**WHAT TO PRODUCE:**
From the line that holds "Decode this image" to the last line of the data, copy everything exactly; leave out all the rest.
===== TASK INPUT =====
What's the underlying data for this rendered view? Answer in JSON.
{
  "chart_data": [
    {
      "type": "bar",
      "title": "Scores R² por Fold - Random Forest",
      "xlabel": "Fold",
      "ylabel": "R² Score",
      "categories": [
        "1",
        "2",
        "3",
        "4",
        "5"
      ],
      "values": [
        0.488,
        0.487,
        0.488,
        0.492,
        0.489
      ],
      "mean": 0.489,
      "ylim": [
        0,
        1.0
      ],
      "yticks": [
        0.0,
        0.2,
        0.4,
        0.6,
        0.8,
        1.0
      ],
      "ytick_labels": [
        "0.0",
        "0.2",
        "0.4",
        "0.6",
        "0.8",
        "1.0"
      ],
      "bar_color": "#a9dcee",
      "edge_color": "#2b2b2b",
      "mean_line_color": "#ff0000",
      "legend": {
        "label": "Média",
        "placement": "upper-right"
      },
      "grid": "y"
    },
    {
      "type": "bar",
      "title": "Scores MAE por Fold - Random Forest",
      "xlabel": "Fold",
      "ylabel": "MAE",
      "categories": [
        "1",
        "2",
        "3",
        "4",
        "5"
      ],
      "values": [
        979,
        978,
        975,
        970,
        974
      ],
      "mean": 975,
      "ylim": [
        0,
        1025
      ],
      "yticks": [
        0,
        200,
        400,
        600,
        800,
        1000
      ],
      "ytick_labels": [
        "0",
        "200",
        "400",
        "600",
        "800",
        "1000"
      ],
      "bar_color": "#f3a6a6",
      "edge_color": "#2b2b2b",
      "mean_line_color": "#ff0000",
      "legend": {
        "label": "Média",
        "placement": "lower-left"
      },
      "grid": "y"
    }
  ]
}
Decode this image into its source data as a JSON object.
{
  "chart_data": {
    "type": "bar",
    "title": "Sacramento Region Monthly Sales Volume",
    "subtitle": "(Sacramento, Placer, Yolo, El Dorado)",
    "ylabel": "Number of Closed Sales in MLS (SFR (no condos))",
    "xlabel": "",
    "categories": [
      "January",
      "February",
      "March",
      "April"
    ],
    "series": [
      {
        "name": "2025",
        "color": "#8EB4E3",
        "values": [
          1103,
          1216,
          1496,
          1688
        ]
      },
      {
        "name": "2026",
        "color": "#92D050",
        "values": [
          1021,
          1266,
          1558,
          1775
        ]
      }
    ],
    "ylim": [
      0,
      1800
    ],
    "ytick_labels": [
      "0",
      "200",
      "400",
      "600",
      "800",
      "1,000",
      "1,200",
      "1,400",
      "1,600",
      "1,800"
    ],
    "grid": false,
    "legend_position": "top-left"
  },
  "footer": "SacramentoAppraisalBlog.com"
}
=====
**FINISHED EXERCISE:**
Decode this image into its source data as a JSON object.
{
  "chart_data": {
    "type": "bar",
    "title": "Sacramento Region Monthly Sales Volume",
    "subtitle": "(Sacramento, Placer, Yolo, El Dorado)",
    "ylabel": "Number of Closed Sales in MLS (SFR (no condos))",
    "xlabel": "",
    "categories": [
      "January",
      "February",
      "March",
      "April"
    ],
    "series": [
      {
        "name": "2025",
        "color": "#8EB4E3",
        "values": [
          1103,
          1216,
          1496,
          1688
        ]
      },
      {
        "name": "2026",
        "color": "#92D050",
        "values": [
          1021,
          1266,
          1558,
          1775
        ]
      }
    ],
    "ylim": [
      0,
      1800
    ],
    "ytick_labels": [
      "0",
      "200",
      "400",
      "600",
      "800",
      "1,000",
      "1,200",
      "1,400",
      "1,600",
      "1,800"
    ],
    "grid": false,
    "legend_position": "top-left"
  },
  "footer": "SacramentoAppraisalBlog.com"
}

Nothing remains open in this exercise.